Data entries:
▼▼▼

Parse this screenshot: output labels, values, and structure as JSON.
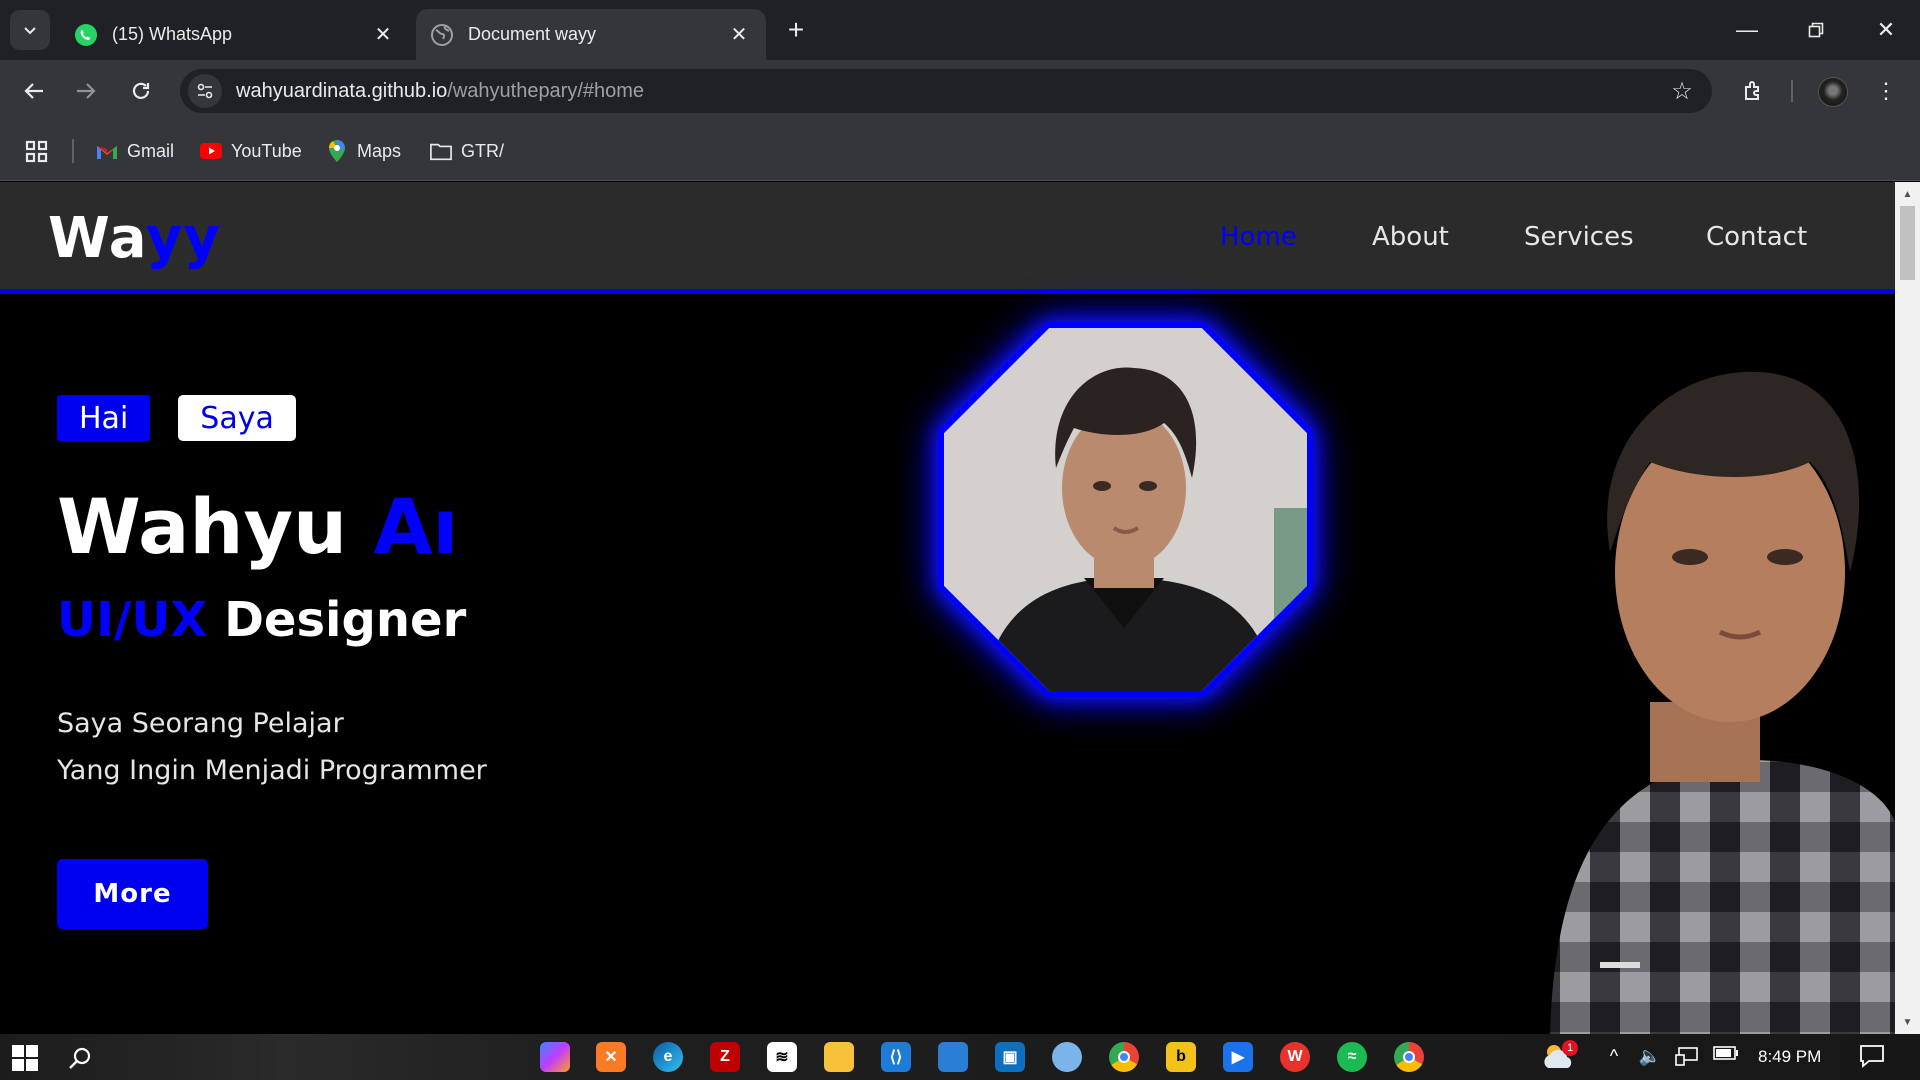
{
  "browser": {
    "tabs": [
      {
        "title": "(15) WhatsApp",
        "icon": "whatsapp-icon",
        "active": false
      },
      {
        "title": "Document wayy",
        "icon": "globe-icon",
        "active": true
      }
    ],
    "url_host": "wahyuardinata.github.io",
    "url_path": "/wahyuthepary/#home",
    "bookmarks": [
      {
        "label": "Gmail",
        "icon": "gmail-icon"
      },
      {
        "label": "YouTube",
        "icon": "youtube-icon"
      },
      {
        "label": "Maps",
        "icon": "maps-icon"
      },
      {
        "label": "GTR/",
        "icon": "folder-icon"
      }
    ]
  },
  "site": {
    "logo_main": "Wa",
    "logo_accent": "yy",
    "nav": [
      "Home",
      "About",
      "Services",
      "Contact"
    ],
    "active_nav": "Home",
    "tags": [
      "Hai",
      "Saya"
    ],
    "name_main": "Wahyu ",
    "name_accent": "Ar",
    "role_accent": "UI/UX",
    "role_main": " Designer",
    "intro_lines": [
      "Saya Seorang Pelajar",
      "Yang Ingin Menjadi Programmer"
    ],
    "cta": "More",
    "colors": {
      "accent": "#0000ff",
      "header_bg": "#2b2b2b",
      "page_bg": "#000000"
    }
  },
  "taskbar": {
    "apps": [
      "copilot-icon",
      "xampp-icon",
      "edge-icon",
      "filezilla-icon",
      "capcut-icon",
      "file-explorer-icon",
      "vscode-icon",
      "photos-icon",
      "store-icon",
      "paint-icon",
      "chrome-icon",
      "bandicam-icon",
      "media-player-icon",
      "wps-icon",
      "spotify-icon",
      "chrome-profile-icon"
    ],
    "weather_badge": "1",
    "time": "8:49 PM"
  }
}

▲▲▲

### EXERCISE REQUIREMENTS
Set down every record once more, word for word, without pictures.

### TASK RESPONSE
Parse this screenshot: output labels, values, and structure as JSON.
{
  "browser": {
    "tabs": [
      {
        "title": "(15) WhatsApp",
        "icon": "whatsapp-icon",
        "active": false
      },
      {
        "title": "Document wayy",
        "icon": "globe-icon",
        "active": true
      }
    ],
    "url_host": "wahyuardinata.github.io",
    "url_path": "/wahyuthepary/#home",
    "bookmarks": [
      {
        "label": "Gmail",
        "icon": "gmail-icon"
      },
      {
        "label": "YouTube",
        "icon": "youtube-icon"
      },
      {
        "label": "Maps",
        "icon": "maps-icon"
      },
      {
        "label": "GTR/",
        "icon": "folder-icon"
      }
    ]
  },
  "site": {
    "logo_main": "Wa",
    "logo_accent": "yy",
    "nav": [
      "Home",
      "About",
      "Services",
      "Contact"
    ],
    "active_nav": "Home",
    "tags": [
      "Hai",
      "Saya"
    ],
    "name_main": "Wahyu ",
    "name_accent": "Ar",
    "role_accent": "UI/UX",
    "role_main": " Designer",
    "intro_lines": [
      "Saya Seorang Pelajar",
      "Yang Ingin Menjadi Programmer"
    ],
    "cta": "More",
    "colors": {
      "accent": "#0000ff",
      "header_bg": "#2b2b2b",
      "page_bg": "#000000"
    }
  },
  "taskbar": {
    "apps": [
      "copilot-icon",
      "xampp-icon",
      "edge-icon",
      "filezilla-icon",
      "capcut-icon",
      "file-explorer-icon",
      "vscode-icon",
      "photos-icon",
      "store-icon",
      "paint-icon",
      "chrome-icon",
      "bandicam-icon",
      "media-player-icon",
      "wps-icon",
      "spotify-icon",
      "chrome-profile-icon"
    ],
    "weather_badge": "1",
    "time": "8:49 PM"
  }
}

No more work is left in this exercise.